* _WRITTEN PROBLEM_: Reproduce every entry exactly as shown.

* _RECORDS_:
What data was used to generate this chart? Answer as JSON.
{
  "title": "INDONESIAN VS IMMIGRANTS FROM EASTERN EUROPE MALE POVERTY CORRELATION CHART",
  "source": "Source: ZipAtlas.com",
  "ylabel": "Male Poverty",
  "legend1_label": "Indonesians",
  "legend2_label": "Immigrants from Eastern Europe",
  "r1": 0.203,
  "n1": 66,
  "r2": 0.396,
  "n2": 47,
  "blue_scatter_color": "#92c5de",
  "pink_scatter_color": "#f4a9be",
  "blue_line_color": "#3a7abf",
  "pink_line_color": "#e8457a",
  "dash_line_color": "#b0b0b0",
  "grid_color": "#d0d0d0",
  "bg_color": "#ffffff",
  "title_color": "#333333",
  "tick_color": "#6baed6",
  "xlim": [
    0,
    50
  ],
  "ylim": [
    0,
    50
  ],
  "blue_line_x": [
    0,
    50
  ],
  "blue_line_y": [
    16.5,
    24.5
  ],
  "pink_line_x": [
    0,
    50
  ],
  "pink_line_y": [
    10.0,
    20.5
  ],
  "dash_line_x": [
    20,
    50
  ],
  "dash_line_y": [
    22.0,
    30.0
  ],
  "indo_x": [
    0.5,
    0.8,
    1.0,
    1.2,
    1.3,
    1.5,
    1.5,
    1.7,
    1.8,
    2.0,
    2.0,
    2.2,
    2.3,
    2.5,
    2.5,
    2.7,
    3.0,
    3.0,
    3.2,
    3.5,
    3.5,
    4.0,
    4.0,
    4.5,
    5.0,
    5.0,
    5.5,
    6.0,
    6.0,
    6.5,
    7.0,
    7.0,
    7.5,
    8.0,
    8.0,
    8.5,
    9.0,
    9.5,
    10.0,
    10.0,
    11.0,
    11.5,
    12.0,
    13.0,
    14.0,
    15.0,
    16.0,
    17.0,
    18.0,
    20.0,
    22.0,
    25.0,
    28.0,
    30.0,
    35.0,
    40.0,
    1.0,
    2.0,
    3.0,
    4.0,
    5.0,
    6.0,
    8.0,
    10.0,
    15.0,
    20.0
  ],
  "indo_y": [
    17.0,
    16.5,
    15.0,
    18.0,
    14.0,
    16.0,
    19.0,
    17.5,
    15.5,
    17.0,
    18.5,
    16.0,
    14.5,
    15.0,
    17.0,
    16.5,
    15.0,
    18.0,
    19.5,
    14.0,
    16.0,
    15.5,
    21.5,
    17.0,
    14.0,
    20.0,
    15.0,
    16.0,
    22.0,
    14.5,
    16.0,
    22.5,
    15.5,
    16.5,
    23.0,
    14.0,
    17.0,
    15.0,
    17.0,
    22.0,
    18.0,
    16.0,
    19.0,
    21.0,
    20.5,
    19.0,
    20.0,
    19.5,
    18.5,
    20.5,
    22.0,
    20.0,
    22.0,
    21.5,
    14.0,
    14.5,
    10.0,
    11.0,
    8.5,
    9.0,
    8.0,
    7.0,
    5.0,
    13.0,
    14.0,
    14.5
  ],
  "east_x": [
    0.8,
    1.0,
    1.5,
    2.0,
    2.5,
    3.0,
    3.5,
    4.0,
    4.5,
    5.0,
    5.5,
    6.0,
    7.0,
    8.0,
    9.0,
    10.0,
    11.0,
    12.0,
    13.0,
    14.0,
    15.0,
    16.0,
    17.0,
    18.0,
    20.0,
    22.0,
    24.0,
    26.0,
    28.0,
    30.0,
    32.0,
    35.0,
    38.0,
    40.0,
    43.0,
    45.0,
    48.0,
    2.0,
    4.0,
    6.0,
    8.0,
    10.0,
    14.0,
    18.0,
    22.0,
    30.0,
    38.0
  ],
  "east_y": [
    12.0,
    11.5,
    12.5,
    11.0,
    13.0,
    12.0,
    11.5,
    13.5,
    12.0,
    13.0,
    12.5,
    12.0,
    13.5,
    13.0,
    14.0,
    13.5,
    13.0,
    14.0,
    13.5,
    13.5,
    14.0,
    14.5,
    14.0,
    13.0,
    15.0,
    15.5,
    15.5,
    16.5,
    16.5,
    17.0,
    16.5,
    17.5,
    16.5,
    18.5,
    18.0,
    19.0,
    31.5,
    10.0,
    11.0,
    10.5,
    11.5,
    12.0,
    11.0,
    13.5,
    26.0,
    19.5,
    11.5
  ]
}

* _RESPONSE TO THIS TASK_:
What data was used to generate this chart? Answer as JSON.
{
  "title": "INDONESIAN VS IMMIGRANTS FROM EASTERN EUROPE MALE POVERTY CORRELATION CHART",
  "source": "Source: ZipAtlas.com",
  "ylabel": "Male Poverty",
  "legend1_label": "Indonesians",
  "legend2_label": "Immigrants from Eastern Europe",
  "r1": 0.203,
  "n1": 66,
  "r2": 0.396,
  "n2": 47,
  "blue_scatter_color": "#92c5de",
  "pink_scatter_color": "#f4a9be",
  "blue_line_color": "#3a7abf",
  "pink_line_color": "#e8457a",
  "dash_line_color": "#b0b0b0",
  "grid_color": "#d0d0d0",
  "bg_color": "#ffffff",
  "title_color": "#333333",
  "tick_color": "#6baed6",
  "xlim": [
    0,
    50
  ],
  "ylim": [
    0,
    50
  ],
  "blue_line_x": [
    0,
    50
  ],
  "blue_line_y": [
    16.5,
    24.5
  ],
  "pink_line_x": [
    0,
    50
  ],
  "pink_line_y": [
    10.0,
    20.5
  ],
  "dash_line_x": [
    20,
    50
  ],
  "dash_line_y": [
    22.0,
    30.0
  ],
  "indo_x": [
    0.5,
    0.8,
    1.0,
    1.2,
    1.3,
    1.5,
    1.5,
    1.7,
    1.8,
    2.0,
    2.0,
    2.2,
    2.3,
    2.5,
    2.5,
    2.7,
    3.0,
    3.0,
    3.2,
    3.5,
    3.5,
    4.0,
    4.0,
    4.5,
    5.0,
    5.0,
    5.5,
    6.0,
    6.0,
    6.5,
    7.0,
    7.0,
    7.5,
    8.0,
    8.0,
    8.5,
    9.0,
    9.5,
    10.0,
    10.0,
    11.0,
    11.5,
    12.0,
    13.0,
    14.0,
    15.0,
    16.0,
    17.0,
    18.0,
    20.0,
    22.0,
    25.0,
    28.0,
    30.0,
    35.0,
    40.0,
    1.0,
    2.0,
    3.0,
    4.0,
    5.0,
    6.0,
    8.0,
    10.0,
    15.0,
    20.0
  ],
  "indo_y": [
    17.0,
    16.5,
    15.0,
    18.0,
    14.0,
    16.0,
    19.0,
    17.5,
    15.5,
    17.0,
    18.5,
    16.0,
    14.5,
    15.0,
    17.0,
    16.5,
    15.0,
    18.0,
    19.5,
    14.0,
    16.0,
    15.5,
    21.5,
    17.0,
    14.0,
    20.0,
    15.0,
    16.0,
    22.0,
    14.5,
    16.0,
    22.5,
    15.5,
    16.5,
    23.0,
    14.0,
    17.0,
    15.0,
    17.0,
    22.0,
    18.0,
    16.0,
    19.0,
    21.0,
    20.5,
    19.0,
    20.0,
    19.5,
    18.5,
    20.5,
    22.0,
    20.0,
    22.0,
    21.5,
    14.0,
    14.5,
    10.0,
    11.0,
    8.5,
    9.0,
    8.0,
    7.0,
    5.0,
    13.0,
    14.0,
    14.5
  ],
  "east_x": [
    0.8,
    1.0,
    1.5,
    2.0,
    2.5,
    3.0,
    3.5,
    4.0,
    4.5,
    5.0,
    5.5,
    6.0,
    7.0,
    8.0,
    9.0,
    10.0,
    11.0,
    12.0,
    13.0,
    14.0,
    15.0,
    16.0,
    17.0,
    18.0,
    20.0,
    22.0,
    24.0,
    26.0,
    28.0,
    30.0,
    32.0,
    35.0,
    38.0,
    40.0,
    43.0,
    45.0,
    48.0,
    2.0,
    4.0,
    6.0,
    8.0,
    10.0,
    14.0,
    18.0,
    22.0,
    30.0,
    38.0
  ],
  "east_y": [
    12.0,
    11.5,
    12.5,
    11.0,
    13.0,
    12.0,
    11.5,
    13.5,
    12.0,
    13.0,
    12.5,
    12.0,
    13.5,
    13.0,
    14.0,
    13.5,
    13.0,
    14.0,
    13.5,
    13.5,
    14.0,
    14.5,
    14.0,
    13.0,
    15.0,
    15.5,
    15.5,
    16.5,
    16.5,
    17.0,
    16.5,
    17.5,
    16.5,
    18.5,
    18.0,
    19.0,
    31.5,
    10.0,
    11.0,
    10.5,
    11.5,
    12.0,
    11.0,
    13.5,
    26.0,
    19.5,
    11.5
  ]
}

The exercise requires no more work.